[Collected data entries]
########################################

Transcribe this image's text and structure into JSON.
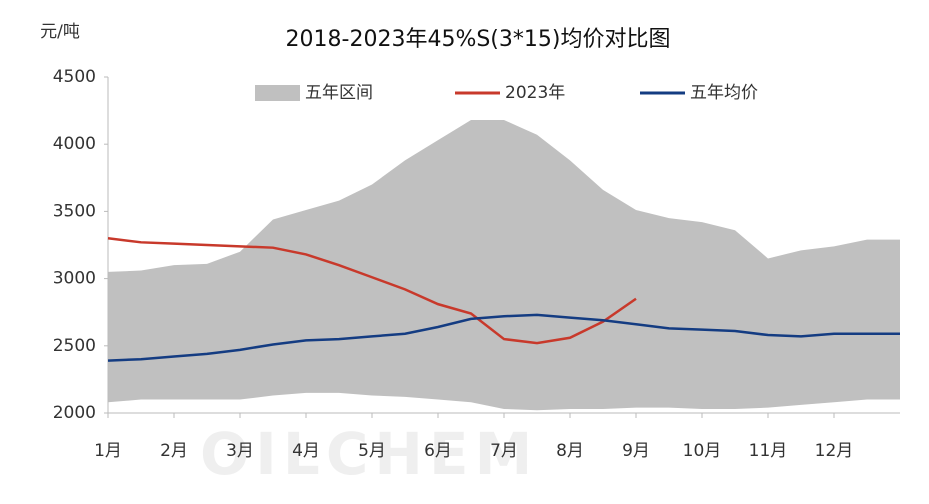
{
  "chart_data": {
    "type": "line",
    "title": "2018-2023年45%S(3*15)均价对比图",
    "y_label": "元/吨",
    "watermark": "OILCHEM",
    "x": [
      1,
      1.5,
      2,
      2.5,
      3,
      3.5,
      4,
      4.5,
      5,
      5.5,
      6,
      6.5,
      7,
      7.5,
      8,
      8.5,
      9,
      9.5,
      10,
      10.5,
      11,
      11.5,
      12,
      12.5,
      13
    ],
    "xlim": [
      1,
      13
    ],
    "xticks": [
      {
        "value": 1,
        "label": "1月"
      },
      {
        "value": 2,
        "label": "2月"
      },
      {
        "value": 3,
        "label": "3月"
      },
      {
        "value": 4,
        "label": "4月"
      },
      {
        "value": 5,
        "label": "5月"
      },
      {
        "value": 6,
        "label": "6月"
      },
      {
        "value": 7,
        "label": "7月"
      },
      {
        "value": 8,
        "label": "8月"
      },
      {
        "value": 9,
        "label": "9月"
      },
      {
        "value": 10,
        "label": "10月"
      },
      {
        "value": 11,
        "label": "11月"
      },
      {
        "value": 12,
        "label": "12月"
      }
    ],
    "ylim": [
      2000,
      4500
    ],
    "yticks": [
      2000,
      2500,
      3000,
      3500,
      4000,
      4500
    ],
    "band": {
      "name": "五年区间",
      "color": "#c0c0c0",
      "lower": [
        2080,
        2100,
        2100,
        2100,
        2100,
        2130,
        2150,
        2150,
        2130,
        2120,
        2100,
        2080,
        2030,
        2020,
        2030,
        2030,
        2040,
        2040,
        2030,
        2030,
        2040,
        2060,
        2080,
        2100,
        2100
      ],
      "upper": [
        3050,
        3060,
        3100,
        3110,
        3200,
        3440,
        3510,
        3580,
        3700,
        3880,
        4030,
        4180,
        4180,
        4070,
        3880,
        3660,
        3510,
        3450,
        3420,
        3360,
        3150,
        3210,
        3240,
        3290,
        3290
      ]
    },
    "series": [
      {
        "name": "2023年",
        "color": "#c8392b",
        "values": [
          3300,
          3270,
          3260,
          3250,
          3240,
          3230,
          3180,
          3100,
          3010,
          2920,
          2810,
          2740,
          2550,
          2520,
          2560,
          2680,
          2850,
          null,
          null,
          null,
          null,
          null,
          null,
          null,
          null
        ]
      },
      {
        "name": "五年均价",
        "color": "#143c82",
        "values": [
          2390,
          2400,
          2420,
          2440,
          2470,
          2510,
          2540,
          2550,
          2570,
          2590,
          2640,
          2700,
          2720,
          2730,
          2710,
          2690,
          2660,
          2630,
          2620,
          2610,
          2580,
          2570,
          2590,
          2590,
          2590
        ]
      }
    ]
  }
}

########################################

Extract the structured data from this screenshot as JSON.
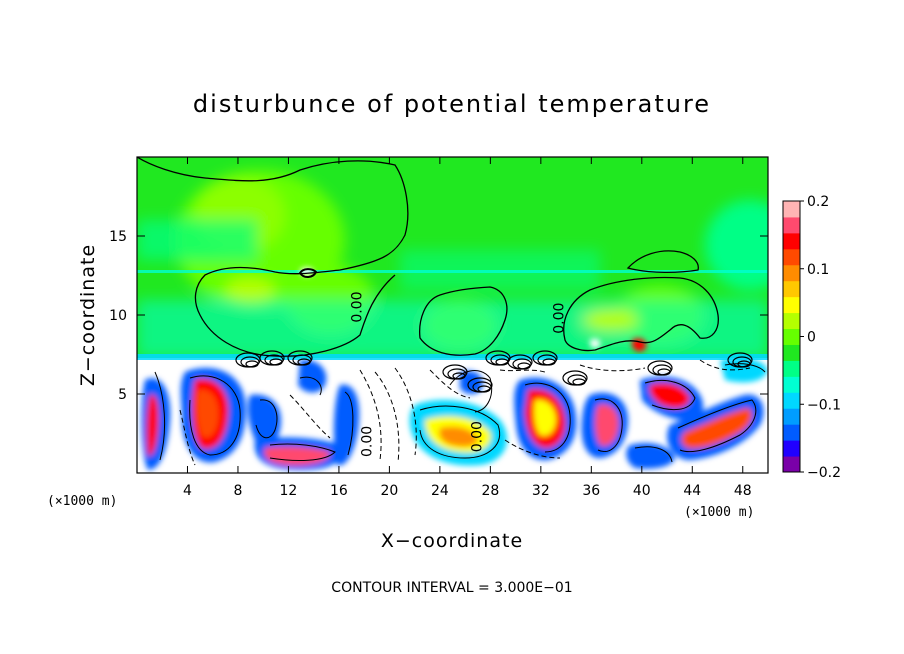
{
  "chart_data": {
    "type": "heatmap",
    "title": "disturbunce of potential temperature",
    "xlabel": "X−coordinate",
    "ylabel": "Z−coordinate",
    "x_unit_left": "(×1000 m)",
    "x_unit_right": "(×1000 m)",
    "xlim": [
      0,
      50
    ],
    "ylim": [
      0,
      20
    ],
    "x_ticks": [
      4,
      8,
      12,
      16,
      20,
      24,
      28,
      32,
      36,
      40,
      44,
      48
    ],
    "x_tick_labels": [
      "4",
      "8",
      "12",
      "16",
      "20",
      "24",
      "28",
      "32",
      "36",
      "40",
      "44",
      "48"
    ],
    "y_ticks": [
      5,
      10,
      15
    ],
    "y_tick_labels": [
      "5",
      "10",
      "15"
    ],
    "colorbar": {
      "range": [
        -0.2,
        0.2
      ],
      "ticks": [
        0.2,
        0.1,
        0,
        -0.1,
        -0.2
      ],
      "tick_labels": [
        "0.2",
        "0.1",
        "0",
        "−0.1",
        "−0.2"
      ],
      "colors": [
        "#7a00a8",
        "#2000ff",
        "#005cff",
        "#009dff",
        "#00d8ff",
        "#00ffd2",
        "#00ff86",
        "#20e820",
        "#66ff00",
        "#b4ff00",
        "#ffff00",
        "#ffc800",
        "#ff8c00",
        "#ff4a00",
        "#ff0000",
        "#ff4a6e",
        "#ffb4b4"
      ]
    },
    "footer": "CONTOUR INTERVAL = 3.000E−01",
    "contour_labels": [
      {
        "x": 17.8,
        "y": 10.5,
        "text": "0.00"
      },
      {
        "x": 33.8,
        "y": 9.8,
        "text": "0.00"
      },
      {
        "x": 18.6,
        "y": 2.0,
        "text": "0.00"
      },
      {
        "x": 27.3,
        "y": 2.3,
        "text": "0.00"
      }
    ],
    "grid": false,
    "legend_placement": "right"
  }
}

########################################

### [Task requirements]
Each line in the material either holds the string "title" or does not. State how many do, and nothing else.

### [Task answer]
2